(Saved entries)
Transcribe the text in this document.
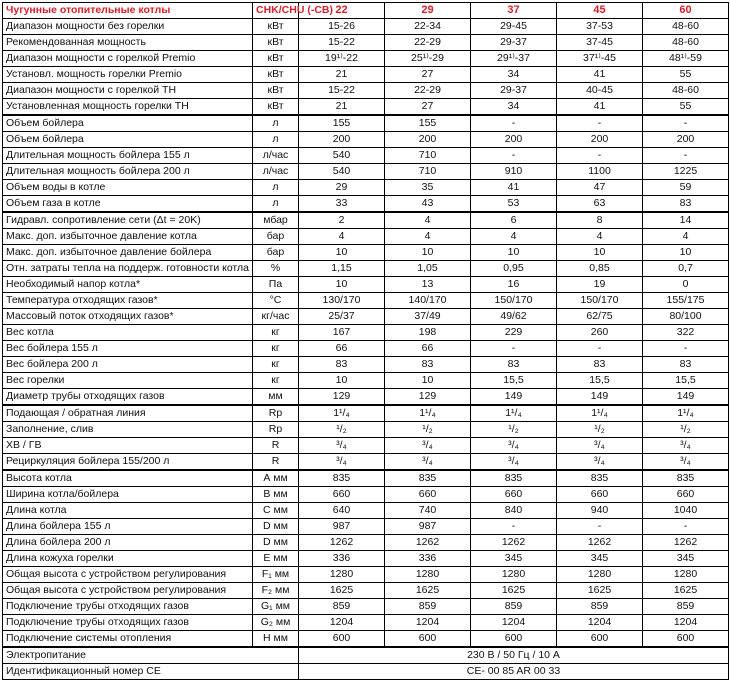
Чугунные отопительные котлы	CHK/CHU (-CB)	22	29	37	45	60
Диапазон мощности без горелки	кВт	15-26	22-34	29-45	37-53	48-60
Рекомендованная мощность	кВт	15-22	22-29	29-37	37-45	48-60
Диапазон мощности с горелкой Premio	кВт	19¹⁾-22	25¹⁾-29	29¹⁾-37	37¹⁾-45	48¹⁾-59
Установл. мощность горелки Premio	кВт	21	27	34	41	55
Диапазон мощности с горелкой TH	кВт	15-22	22-29	29-37	40-45	48-60
Установленная мощность горелки TH	кВт	21	27	34	41	55
Объем бойлера	л	155	155	-	-	-
Объем бойлера	л	200	200	200	200	200
Длительная мощность бойлера 155 л	л/час	540	710	-	-	-
Длительная мощность бойлера 200 л	л/час	540	710	910	1100	1225
Объем воды в котле	л	29	35	41	47	59
Объем газа в котле	л	33	43	53	63	83
Гидравл. сопротивление сети (Δt = 20K)	мбар	2	4	6	8	14
Макс. доп. избыточное давление котла	бар	4	4	4	4	4
Макс. доп. избыточное давление бойлера	бар	10	10	10	10	10
Отн. затраты тепла на поддерж. готовности котла	%	1,15	1,05	0,95	0,85	0,7
Необходимый напор котла*	Па	10	13	16	19	0
Температура отходящих газов*	°C	130/170	140/170	150/170	150/170	155/175
Массовый поток отходящих газов*	кг/час	25/37	37/49	49/62	62/75	80/100
Вес котла	кг	167	198	229	260	322
Вес бойлера 155 л	кг	66	66	-	-	-
Вес бойлера 200 л	кг	83	83	83	83	83
Вес горелки	кг	10	10	15,5	15,5	15,5
Диаметр трубы отходящих газов	мм	129	129	149	149	149
Подающая / обратная линия	Rp	1¹/₄	1¹/₄	1¹/₄	1¹/₄	1¹/₄
Заполнение, слив	Rp	¹/₂	¹/₂	¹/₂	¹/₂	¹/₂
ХВ / ГВ	R	³/₄	³/₄	³/₄	³/₄	³/₄
Рециркуляция бойлера 155/200 л	R	³/₄	³/₄	³/₄	³/₄	³/₄
Высота котла	А мм	835	835	835	835	835
Ширина котла/бойлера	В мм	660	660	660	660	660
Длина котла	С мм	640	740	840	940	1040
Длина бойлера 155 л	D мм	987	987	-	-	-
Длина бойлера 200 л	D мм	1262	1262	1262	1262	1262
Длина кожуха горелки	Е мм	336	336	345	345	345
Общая высота с устройством регулирования	F₁ мм	1280	1280	1280	1280	1280
Общая высота с устройством регулирования	F₂ мм	1625	1625	1625	1625	1625
Подключение трубы отходящих газов	G₁ мм	859	859	859	859	859
Подключение трубы отходящих газов	G₂ мм	1204	1204	1204	1204	1204
Подключение системы отопления	Н мм	600	600	600	600	600
Электропитание		230 В / 50 Гц / 10 А				
Идентификационный номер CE		CE- 00 85 AR 00 33				
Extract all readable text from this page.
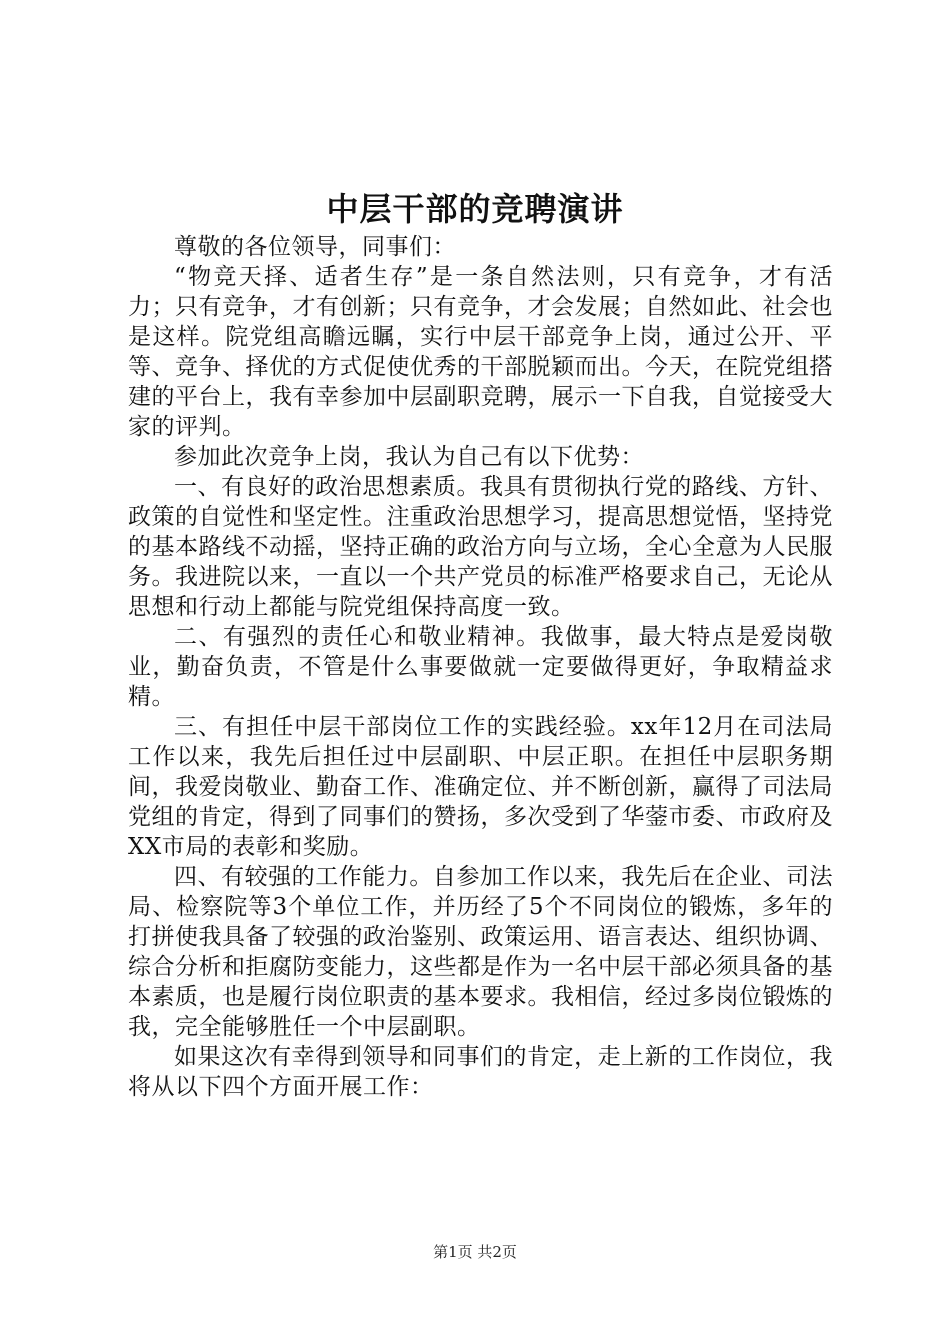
中层干部的竞聘演讲

尊敬的各位领导，同事们：

“物竞天择、适者生存”是一条自然法则，只有竞争，才有活力；只有竞争，才有创新；只有竞争，才会发展；自然如此、社会也是这样。院党组高瞻远瞩，实行中层干部竞争上岗，通过公开、平等、竞争、择优的方式促使优秀的干部脱颖而出。今天，在院党组搭建的平台上，我有幸参加中层副职竞聘，展示一下自我，自觉接受大家的评判。

参加此次竞争上岗，我认为自己有以下优势：

一、有良好的政治思想素质。我具有贯彻执行党的路线、方针、政策的自觉性和坚定性。注重政治思想学习，提高思想觉悟，坚持党的基本路线不动摇，坚持正确的政治方向与立场，全心全意为人民服务。我进院以来，一直以一个共产党员的标准严格要求自己，无论从思想和行动上都能与院党组保持高度一致。

二、有强烈的责任心和敬业精神。我做事，最大特点是爱岗敬业，勤奋负责，不管是什么事要做就一定要做得更好，争取精益求精。

三、有担任中层干部岗位工作的实践经验。xx年12月在司法局工作以来，我先后担任过中层副职、中层正职。在担任中层职务期间，我爱岗敬业、勤奋工作、准确定位、并不断创新，赢得了司法局党组的肯定，得到了同事们的赞扬，多次受到了华蓥市委、市政府及XX市局的表彰和奖励。

四、有较强的工作能力。自参加工作以来，我先后在企业、司法局、检察院等3个单位工作，并历经了5个不同岗位的锻炼，多年的打拼使我具备了较强的政治鉴别、政策运用、语言表达、组织协调、综合分析和拒腐防变能力，这些都是作为一名中层干部必须具备的基本素质，也是履行岗位职责的基本要求。我相信，经过多岗位锻炼的我，完全能够胜任一个中层副职。

如果这次有幸得到领导和同事们的肯定，走上新的工作岗位，我将从以下四个方面开展工作：

第1页 共2页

» **SET PROBLEM**
Restate each entry word for word, leaving out any pictures.

» **SOLUTION TO THIS EXERCISE**
Transcribe the text in this document.
Чугунные отопительные котлы	CHK/CHU (-CB)	22	29	37	45	60
Диапазон мощности без горелки	кВт	15-26	22-34	29-45	37-53	48-60
Рекомендованная мощность	кВт	15-22	22-29	29-37	37-45	48-60
Диапазон мощности с горелкой Premio	кВт	19¹⁾-22	25¹⁾-29	29¹⁾-37	37¹⁾-45	48¹⁾-59
Установл. мощность горелки Premio	кВт	21	27	34	41	55
Диапазон мощности с горелкой TH	кВт	15-22	22-29	29-37	40-45	48-60
Установленная мощность горелки TH	кВт	21	27	34	41	55
Объем бойлера	л	155	155	-	-	-
Объем бойлера	л	200	200	200	200	200
Длительная мощность бойлера 155 л	л/час	540	710	-	-	-
Длительная мощность бойлера 200 л	л/час	540	710	910	1100	1225
Объем воды в котле	л	29	35	41	47	59
Объем газа в котле	л	33	43	53	63	83
Гидравл. сопротивление сети (Δt = 20K)	мбар	2	4	6	8	14
Макс. доп. избыточное давление котла	бар	4	4	4	4	4
Макс. доп. избыточное давление бойлера	бар	10	10	10	10	10
Отн. затраты тепла на поддерж. готовности котла	%	1,15	1,05	0,95	0,85	0,7
Необходимый напор котла*	Па	10	13	16	19	0
Температура отходящих газов*	°C	130/170	140/170	150/170	150/170	155/175
Массовый поток отходящих газов*	кг/час	25/37	37/49	49/62	62/75	80/100
Вес котла	кг	167	198	229	260	322
Вес бойлера 155 л	кг	66	66	-	-	-
Вес бойлера 200 л	кг	83	83	83	83	83
Вес горелки	кг	10	10	15,5	15,5	15,5
Диаметр трубы отходящих газов	мм	129	129	149	149	149
Подающая / обратная линия	Rp	1¹/₄	1¹/₄	1¹/₄	1¹/₄	1¹/₄
Заполнение, слив	Rp	¹/₂	¹/₂	¹/₂	¹/₂	¹/₂
ХВ / ГВ	R	³/₄	³/₄	³/₄	³/₄	³/₄
Рециркуляция бойлера 155/200 л	R	³/₄	³/₄	³/₄	³/₄	³/₄
Высота котла	А мм	835	835	835	835	835
Ширина котла/бойлера	В мм	660	660	660	660	660
Длина котла	С мм	640	740	840	940	1040
Длина бойлера 155 л	D мм	987	987	-	-	-
Длина бойлера 200 л	D мм	1262	1262	1262	1262	1262
Длина кожуха горелки	Е мм	336	336	345	345	345
Общая высота с устройством регулирования	F₁ мм	1280	1280	1280	1280	1280
Общая высота с устройством регулирования	F₂ мм	1625	1625	1625	1625	1625
Подключение трубы отходящих газов	G₁ мм	859	859	859	859	859
Подключение трубы отходящих газов	G₂ мм	1204	1204	1204	1204	1204
Подключение системы отопления	Н мм	600	600	600	600	600
Электропитание		230 В / 50 Гц / 10 А				
Идентификационный номер CE		CE- 00 85 AR 00 33				
Extract all readable text from this page.
中层干部的竞聘演讲

尊敬的各位领导，同事们：

“物竞天择、适者生存”是一条自然法则，只有竞争，才有活力；只有竞争，才有创新；只有竞争，才会发展；自然如此、社会也是这样。院党组高瞻远瞩，实行中层干部竞争上岗，通过公开、平等、竞争、择优的方式促使优秀的干部脱颖而出。今天，在院党组搭建的平台上，我有幸参加中层副职竞聘，展示一下自我，自觉接受大家的评判。

参加此次竞争上岗，我认为自己有以下优势：

一、有良好的政治思想素质。我具有贯彻执行党的路线、方针、政策的自觉性和坚定性。注重政治思想学习，提高思想觉悟，坚持党的基本路线不动摇，坚持正确的政治方向与立场，全心全意为人民服务。我进院以来，一直以一个共产党员的标准严格要求自己，无论从思想和行动上都能与院党组保持高度一致。

二、有强烈的责任心和敬业精神。我做事，最大特点是爱岗敬业，勤奋负责，不管是什么事要做就一定要做得更好，争取精益求精。

三、有担任中层干部岗位工作的实践经验。xx年12月在司法局工作以来，我先后担任过中层副职、中层正职。在担任中层职务期间，我爱岗敬业、勤奋工作、准确定位、并不断创新，赢得了司法局党组的肯定，得到了同事们的赞扬，多次受到了华蓥市委、市政府及XX市局的表彰和奖励。

四、有较强的工作能力。自参加工作以来，我先后在企业、司法局、检察院等3个单位工作，并历经了5个不同岗位的锻炼，多年的打拼使我具备了较强的政治鉴别、政策运用、语言表达、组织协调、综合分析和拒腐防变能力，这些都是作为一名中层干部必须具备的基本素质，也是履行岗位职责的基本要求。我相信，经过多岗位锻炼的我，完全能够胜任一个中层副职。

如果这次有幸得到领导和同事们的肯定，走上新的工作岗位，我将从以下四个方面开展工作：

第1页 共2页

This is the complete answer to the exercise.